(Stored data entries)
'''
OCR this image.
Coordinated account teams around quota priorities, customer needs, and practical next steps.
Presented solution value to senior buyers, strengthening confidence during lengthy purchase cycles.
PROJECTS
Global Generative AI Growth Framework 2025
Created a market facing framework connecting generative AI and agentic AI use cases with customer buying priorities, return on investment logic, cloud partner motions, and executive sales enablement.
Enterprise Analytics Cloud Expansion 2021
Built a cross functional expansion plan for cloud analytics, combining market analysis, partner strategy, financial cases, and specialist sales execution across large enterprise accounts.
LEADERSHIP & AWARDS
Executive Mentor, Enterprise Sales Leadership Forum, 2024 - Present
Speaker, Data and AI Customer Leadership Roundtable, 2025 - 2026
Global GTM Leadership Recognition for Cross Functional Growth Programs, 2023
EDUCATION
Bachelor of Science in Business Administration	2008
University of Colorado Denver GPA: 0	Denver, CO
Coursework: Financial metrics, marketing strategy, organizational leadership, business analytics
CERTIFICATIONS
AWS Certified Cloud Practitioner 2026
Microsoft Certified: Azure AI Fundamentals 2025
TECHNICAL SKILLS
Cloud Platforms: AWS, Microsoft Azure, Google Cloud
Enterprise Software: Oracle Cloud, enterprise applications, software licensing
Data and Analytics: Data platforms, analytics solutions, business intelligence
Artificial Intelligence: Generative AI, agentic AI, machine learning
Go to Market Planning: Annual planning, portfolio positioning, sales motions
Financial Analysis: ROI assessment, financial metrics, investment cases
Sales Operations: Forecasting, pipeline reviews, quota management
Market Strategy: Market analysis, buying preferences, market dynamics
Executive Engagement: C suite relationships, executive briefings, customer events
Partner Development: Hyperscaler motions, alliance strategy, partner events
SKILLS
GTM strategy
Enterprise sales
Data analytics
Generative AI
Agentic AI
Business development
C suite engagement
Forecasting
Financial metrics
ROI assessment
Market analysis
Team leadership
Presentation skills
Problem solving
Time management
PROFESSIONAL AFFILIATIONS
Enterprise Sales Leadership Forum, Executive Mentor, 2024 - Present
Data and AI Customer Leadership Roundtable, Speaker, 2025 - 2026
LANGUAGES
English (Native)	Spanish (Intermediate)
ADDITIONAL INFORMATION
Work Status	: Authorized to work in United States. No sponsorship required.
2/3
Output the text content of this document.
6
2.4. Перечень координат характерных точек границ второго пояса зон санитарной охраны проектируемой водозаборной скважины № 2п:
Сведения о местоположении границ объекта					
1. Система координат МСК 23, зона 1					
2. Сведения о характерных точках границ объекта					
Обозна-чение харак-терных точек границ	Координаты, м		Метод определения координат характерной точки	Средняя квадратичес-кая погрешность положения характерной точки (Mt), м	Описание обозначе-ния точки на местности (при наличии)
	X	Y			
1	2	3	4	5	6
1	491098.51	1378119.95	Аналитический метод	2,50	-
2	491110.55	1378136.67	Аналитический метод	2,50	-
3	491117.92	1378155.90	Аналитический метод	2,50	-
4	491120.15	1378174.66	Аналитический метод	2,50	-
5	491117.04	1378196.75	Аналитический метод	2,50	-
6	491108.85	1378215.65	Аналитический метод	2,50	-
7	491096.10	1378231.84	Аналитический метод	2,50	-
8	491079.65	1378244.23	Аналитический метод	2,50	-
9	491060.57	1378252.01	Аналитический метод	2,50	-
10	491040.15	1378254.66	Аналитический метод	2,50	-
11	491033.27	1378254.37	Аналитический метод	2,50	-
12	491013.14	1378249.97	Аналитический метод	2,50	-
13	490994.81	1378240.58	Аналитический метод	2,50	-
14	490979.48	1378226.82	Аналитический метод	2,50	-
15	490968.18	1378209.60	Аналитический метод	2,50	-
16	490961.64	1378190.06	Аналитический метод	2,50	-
'''
= What you have to do =
Scan the records for the string "Azure". Copy each line in which it appears.

= Written solution =
Microsoft Certified: Azure AI Fundamentals 2025
Cloud Platforms: AWS, Microsoft Azure, Google Cloud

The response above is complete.